**Data section**
>> BEGIN

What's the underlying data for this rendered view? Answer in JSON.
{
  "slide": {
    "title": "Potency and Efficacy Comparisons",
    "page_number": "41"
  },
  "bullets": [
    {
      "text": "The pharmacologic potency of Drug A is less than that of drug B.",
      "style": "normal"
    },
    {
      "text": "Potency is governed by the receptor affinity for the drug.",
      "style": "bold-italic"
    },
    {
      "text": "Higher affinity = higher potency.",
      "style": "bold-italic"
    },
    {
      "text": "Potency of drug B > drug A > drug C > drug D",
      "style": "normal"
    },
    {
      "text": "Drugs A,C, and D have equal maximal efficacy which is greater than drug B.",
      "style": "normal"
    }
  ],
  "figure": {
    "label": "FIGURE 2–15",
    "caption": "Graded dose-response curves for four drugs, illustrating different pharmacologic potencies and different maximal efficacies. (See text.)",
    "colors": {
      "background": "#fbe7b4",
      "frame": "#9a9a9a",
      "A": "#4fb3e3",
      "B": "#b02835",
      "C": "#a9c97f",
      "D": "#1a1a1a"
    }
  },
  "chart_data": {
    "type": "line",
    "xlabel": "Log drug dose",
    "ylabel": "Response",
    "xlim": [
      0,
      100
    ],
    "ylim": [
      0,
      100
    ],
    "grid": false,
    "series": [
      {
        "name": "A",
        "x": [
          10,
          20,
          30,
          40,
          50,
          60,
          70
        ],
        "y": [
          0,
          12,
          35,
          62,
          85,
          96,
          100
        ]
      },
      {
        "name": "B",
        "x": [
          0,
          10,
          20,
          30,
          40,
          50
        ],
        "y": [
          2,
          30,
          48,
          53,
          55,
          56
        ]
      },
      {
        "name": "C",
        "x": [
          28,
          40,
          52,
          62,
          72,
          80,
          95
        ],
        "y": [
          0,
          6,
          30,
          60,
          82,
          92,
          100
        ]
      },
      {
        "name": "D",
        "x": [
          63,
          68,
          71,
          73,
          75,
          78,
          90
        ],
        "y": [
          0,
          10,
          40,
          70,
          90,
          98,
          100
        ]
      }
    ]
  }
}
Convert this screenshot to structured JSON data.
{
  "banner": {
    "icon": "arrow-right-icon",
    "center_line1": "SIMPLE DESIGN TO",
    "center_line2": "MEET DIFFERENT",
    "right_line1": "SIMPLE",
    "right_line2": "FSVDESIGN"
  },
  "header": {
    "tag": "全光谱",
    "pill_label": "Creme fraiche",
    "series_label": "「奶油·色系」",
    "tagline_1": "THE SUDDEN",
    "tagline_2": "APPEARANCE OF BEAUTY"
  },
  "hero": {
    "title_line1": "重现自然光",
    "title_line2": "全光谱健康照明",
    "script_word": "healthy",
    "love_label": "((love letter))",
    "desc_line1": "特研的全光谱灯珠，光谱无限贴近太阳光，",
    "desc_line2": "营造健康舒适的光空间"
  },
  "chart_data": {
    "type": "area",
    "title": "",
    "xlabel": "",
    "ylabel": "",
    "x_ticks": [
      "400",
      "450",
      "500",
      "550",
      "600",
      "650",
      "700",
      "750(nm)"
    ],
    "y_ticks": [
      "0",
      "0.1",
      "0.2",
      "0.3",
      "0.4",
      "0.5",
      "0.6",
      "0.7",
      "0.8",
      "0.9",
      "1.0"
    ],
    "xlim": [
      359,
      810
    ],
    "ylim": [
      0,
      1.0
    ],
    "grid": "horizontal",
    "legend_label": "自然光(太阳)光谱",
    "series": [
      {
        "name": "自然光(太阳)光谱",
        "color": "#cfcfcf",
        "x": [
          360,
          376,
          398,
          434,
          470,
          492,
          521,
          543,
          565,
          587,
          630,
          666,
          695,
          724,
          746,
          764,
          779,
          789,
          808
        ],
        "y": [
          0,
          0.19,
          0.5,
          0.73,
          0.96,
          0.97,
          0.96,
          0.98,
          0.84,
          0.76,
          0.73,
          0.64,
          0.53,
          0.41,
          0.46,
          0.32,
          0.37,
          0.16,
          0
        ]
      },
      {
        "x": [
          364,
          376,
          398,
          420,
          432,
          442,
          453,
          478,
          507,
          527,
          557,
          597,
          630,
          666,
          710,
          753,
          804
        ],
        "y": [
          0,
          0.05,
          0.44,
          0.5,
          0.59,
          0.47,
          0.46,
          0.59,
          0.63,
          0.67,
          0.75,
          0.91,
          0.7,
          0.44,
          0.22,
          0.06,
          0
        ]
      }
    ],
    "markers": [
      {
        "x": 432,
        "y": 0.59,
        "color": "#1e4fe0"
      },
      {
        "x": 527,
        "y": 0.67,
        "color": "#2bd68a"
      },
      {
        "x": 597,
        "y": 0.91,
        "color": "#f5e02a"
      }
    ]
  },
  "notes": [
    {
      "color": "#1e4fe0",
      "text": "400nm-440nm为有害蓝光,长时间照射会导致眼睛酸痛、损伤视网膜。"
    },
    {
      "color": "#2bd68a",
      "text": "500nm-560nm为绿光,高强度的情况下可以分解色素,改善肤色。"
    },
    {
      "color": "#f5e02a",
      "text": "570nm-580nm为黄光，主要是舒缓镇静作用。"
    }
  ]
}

>> END

**Task statement**
Copy, from the material above, each line in which the string "affinity" occurs.

**Full response**
      "text": "Potency is governed by the receptor affinity for the drug.",
      "text": "Higher affinity = higher potency.",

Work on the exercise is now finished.